Set problem
Which lines have the string "this"? Copy all of them from the entries below.

Records for the task
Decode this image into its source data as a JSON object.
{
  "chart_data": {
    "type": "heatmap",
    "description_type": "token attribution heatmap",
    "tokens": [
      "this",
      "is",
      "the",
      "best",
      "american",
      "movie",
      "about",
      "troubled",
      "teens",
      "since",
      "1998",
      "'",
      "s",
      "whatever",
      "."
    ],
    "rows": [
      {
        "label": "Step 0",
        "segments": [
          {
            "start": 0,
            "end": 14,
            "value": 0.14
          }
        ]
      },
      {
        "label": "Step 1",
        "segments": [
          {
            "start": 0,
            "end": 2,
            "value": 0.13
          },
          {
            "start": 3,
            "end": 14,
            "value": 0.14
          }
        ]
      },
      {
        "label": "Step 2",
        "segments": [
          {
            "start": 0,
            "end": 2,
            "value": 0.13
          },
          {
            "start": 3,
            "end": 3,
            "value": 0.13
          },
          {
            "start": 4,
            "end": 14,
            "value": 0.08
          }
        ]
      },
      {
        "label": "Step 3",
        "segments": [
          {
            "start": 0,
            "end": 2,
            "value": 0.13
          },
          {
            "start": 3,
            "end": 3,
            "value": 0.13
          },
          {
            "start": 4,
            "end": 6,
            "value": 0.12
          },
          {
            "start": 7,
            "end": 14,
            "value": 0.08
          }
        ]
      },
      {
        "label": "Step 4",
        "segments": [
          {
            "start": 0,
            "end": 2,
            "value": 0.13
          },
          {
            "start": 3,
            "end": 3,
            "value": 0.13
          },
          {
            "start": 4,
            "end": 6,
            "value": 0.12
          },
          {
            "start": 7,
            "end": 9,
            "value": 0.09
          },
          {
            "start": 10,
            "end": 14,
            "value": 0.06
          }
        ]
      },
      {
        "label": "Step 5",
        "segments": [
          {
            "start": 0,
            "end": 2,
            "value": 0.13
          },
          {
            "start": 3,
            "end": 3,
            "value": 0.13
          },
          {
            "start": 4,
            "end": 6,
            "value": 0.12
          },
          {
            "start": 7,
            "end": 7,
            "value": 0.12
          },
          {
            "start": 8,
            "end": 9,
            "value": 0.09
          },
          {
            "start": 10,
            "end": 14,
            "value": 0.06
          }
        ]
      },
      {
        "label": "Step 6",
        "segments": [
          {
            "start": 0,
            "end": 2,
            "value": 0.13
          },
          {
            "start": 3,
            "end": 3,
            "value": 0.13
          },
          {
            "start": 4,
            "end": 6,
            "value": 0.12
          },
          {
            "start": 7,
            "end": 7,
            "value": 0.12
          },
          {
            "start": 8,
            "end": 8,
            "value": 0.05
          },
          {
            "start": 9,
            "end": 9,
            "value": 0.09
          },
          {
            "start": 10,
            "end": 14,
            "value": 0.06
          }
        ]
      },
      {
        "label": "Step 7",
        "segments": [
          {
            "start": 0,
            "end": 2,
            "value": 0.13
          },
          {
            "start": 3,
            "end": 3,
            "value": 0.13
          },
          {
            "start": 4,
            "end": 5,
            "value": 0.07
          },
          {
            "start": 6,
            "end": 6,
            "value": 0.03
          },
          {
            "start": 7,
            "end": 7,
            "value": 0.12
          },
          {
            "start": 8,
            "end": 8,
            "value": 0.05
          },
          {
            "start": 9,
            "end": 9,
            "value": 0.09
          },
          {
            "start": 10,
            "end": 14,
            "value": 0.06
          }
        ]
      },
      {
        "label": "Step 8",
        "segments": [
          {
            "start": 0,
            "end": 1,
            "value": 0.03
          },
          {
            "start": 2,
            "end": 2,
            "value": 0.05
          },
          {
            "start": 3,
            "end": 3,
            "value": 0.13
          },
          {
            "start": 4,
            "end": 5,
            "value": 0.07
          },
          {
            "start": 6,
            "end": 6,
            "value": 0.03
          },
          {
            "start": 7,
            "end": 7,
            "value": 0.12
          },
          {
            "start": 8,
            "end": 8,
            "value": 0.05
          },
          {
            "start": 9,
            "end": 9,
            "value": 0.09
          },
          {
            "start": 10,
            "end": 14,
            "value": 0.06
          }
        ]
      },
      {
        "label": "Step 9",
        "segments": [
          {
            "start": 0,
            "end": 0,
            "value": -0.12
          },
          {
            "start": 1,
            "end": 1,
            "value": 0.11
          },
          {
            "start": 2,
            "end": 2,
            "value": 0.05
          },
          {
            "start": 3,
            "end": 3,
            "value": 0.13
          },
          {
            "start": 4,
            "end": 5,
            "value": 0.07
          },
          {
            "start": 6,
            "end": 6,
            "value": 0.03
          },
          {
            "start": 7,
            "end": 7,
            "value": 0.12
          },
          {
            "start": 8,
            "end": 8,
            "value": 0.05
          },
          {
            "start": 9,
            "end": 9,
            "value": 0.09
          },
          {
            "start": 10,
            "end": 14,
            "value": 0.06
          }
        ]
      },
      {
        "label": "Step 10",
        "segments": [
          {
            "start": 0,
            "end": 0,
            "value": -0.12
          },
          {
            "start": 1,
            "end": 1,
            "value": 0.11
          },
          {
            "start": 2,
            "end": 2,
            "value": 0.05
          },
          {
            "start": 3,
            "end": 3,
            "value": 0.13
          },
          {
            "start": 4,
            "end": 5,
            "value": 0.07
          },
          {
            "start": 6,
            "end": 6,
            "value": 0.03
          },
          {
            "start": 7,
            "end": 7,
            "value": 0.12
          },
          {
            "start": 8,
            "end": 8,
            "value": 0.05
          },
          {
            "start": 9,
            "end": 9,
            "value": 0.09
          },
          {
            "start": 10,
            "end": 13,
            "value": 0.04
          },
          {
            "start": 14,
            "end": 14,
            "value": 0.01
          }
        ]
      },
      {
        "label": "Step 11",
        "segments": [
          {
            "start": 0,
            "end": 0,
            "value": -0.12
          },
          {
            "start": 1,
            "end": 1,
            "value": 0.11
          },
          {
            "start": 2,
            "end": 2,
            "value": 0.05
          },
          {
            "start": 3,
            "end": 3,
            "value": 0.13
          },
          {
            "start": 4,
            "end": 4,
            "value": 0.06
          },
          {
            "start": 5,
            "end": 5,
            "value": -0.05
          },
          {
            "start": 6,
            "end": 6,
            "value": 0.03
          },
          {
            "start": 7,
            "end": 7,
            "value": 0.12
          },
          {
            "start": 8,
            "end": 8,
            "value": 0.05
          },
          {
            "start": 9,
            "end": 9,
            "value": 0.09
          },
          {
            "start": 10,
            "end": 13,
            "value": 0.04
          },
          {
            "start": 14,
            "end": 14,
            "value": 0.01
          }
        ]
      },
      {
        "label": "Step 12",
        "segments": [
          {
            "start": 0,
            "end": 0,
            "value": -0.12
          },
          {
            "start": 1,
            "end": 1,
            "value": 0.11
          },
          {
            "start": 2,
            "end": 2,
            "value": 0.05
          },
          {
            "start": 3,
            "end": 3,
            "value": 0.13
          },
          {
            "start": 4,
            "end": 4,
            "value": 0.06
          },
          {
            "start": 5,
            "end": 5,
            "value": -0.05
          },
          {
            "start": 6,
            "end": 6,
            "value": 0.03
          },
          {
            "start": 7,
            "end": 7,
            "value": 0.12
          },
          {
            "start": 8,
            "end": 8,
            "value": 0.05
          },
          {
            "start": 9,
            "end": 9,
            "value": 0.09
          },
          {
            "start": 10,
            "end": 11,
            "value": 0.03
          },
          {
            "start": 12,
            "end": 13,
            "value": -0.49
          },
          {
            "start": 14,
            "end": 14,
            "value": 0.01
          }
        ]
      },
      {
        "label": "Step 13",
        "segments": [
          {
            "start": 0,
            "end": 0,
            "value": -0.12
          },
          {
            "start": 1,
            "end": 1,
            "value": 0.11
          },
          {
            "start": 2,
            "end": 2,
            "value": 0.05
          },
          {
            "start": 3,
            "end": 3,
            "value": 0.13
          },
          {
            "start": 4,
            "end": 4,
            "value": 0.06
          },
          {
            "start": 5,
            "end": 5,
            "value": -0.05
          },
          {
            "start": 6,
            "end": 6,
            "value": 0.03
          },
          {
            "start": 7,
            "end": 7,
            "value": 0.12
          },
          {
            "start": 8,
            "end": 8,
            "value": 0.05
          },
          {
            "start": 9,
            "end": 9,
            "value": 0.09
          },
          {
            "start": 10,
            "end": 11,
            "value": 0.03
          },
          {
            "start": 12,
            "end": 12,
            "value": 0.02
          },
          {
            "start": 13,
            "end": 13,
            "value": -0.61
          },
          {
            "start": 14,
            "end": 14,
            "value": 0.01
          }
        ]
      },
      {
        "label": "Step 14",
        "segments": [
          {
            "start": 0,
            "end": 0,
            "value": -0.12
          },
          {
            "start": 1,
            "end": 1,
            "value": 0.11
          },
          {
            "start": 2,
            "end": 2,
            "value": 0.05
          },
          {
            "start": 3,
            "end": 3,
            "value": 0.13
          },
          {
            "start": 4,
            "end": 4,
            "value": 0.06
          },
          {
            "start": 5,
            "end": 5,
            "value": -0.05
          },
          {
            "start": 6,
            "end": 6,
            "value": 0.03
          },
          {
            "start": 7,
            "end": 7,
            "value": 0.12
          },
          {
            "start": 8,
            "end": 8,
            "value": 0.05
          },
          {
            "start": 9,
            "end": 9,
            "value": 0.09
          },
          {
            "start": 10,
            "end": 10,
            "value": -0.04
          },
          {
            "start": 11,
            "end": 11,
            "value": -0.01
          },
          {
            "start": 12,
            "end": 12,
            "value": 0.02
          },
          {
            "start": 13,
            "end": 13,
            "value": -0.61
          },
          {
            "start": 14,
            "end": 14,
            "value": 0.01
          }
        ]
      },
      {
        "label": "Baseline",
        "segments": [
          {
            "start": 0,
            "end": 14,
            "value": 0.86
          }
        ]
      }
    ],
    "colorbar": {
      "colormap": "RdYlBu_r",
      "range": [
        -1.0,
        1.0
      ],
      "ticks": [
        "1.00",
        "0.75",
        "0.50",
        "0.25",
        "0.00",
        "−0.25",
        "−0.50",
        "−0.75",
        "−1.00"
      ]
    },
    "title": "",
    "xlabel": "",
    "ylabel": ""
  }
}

Solution to the exercise
Decode this image into its source data as a JSON object.
      "this",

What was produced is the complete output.